> READING TEXT:
########################################

3.3 Managing patient expectations – not just GPs we have a whole MDT of staff, care can be provided by non face to face means. Patient responsibilities for their own health. Managing the backlog from Covid.


3.4 Governance – many of the practices we have taken on have not had robust governance and the benefits of at scale primary care is the governance procedures, data and monitoring that we input to drive up standards.


3.5 Contract – the Carr –Hill formulae is not fit for purpose in some urban practices where frailty is not an issue. One of our practices has 79% weighting and as a result can not work within the contract even with the leanest staff per patient ratio. They have huge demand of deprivation, mental illness and in equalities. 


3.6 PCN vs practice – there has been some benefits of PCNs and closer working between practices. The Covid vaccine hubs are testament to that. However as an at scale organisation we are grappling with developing our own vision and ambitions whereas we are also within 10 PCNs making it difficult to drive the organisation forward. Interestingly none of the PCNs in our area have supported any failing practice. There are also issues with lots of funding being pumped into PCNs to drive quality and this money being held by PCNs (each starting to develop quite a back office) but supporting the management of day to day demand has not been observed so widely.  More funding needs to go directly to practices. As an at acale organisation we would like to see more funding also come our way to support and innovate improved ways of working.


3.7 Estates and IT- Estates and IT in many cases is not fit for purpose. Estates often do not support modern healthcare and the IT is substandard with often slow internet connections.


3.9 Demand

Demand is 20% higher now within SHS than pre covid. Digitalisation to support managing access is really supporting primary care to deliver on this demand as well as provide safer signposting. Ensuring the right professional treats the patient. However this is now so negatively perceived by the media and is impacting patients expectations and rapport with us. With Ask My GP platform it asks patients how they would like to be contacted and we actually see more patients face to face than what they ask. The % requesting to see face to face is often under 10%.

########################################

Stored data

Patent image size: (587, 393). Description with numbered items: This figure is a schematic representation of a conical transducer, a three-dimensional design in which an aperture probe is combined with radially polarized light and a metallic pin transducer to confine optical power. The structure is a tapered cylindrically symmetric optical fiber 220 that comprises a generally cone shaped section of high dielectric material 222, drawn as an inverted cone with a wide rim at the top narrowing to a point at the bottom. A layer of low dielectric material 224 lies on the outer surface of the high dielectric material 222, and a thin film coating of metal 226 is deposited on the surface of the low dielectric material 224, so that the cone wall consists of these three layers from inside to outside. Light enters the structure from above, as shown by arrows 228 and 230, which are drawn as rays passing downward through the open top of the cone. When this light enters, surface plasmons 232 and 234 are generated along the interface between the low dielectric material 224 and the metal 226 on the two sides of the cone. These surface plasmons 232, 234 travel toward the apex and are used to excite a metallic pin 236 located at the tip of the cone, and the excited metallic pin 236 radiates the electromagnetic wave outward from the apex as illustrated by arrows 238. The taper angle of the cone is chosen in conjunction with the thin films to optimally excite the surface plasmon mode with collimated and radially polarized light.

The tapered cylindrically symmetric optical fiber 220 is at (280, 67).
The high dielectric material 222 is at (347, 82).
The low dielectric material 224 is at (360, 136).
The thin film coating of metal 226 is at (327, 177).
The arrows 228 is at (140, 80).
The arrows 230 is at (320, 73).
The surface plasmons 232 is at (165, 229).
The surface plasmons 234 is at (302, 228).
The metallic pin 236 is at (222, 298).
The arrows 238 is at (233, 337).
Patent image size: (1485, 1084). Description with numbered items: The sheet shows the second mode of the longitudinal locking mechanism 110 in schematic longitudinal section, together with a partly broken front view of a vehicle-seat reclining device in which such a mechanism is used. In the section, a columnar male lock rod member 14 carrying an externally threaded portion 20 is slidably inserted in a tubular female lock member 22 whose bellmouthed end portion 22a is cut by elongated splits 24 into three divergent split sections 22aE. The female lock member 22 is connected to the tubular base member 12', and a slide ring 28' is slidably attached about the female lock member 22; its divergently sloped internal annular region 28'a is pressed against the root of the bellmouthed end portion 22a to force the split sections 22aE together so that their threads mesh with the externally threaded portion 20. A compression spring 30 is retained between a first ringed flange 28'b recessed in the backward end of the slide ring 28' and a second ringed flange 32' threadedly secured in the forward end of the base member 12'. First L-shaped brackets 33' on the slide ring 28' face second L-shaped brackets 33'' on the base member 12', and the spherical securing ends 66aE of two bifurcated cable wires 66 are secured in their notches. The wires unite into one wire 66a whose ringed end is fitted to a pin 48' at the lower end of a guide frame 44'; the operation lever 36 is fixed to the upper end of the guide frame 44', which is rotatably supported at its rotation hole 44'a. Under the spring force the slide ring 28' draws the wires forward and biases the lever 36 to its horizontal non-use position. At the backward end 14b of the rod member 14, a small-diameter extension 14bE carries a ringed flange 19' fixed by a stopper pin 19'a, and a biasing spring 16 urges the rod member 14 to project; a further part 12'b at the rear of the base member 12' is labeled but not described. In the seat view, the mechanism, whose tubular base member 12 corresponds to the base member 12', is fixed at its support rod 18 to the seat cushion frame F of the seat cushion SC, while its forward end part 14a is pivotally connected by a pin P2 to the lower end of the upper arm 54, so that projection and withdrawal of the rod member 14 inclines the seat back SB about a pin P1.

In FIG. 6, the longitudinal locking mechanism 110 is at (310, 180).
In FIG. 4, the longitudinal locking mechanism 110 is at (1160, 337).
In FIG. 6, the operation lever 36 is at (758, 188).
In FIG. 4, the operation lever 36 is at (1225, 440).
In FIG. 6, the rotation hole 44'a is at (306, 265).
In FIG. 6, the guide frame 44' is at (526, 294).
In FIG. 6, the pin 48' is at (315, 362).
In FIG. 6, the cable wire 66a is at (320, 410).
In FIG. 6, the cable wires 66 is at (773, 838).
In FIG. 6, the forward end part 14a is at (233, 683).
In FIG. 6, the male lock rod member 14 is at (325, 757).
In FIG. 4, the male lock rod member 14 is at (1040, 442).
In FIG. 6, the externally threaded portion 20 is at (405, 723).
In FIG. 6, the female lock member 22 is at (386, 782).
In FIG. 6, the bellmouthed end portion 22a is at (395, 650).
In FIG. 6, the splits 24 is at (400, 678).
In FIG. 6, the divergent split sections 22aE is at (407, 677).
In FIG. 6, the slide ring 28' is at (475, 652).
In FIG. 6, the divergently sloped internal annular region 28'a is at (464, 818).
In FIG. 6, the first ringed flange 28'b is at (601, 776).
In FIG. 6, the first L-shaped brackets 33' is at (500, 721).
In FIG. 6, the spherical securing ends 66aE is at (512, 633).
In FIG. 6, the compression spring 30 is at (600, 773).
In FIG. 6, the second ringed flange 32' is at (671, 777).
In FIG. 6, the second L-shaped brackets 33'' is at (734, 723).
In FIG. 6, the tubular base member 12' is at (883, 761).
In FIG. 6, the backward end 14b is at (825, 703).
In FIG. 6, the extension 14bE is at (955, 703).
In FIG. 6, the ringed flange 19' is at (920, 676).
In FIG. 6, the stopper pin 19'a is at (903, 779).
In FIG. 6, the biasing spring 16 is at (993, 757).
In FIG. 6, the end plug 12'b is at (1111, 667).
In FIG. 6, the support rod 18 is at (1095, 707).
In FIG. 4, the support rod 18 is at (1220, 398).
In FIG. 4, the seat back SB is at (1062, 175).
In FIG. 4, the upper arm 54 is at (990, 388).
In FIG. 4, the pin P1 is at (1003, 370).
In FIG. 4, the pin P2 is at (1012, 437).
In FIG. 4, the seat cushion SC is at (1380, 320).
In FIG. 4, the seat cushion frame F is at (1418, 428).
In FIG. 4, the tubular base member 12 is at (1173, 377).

########################################

> QUESTIONS TO ANSWER:
(a) Decide whether each statement below agrees with the primary care text, answering yes or no and quoting the words of the text that settle it: (i) demand within SHS is higher now than before Covid; (ii) PCNs in the area have supported failing practices; (iii) most patients using the Ask My GP platform request a face-to-face appointment.
(b) Resume the primary care text, writing on from its final sentence.

> RESPONSES TO THE TASKS:
(a)
(i) Yes: "Demand is 20% higher now within SHS than pre covid."
(ii) No: "Interestingly none of the PCNs in our area have supported any failing practice."
(iii) No: "The % requesting to see face to face is often under 10%."

(b)
4.Is the traditional partnership model in general practice sustainable given recruitment challenges, the prioritisation of integrated care and the shift towards salaried GP posts?


4.1 For partnerships that are working successfully they are cost effective. Partners will often work 12 hour day plus in order to reduce costs of securing locums and have ‘skin in the game’ to ensure deliver of targets and incentives ie QOF. However within 5 years in Somerset 20% of patients now come under SHS as an employed model as partnerships were at the stage of handing back contracts as financially unsustainable  or lack of workforce.  There have also been cause for concern for some practices we have integrated regarding their governance systems and the lack of peer review/monitoring to ensure safe systems and processes.


As an organisation we are in deficit but recognised by the system without us it would have cost a lot more with no practice provision and patients attending A&E etc instead. If the traditional partnership model does go then it is likely to cost the system more.


Primary care could do more with population health and supporting the move of care form hospital to community.


We do not know what the answer is whether it continues to be a patchwork of provision or all general practice needs to move to an employed model. As an organisation we would welcome NHS status in our own right and are proud of what we have delivered.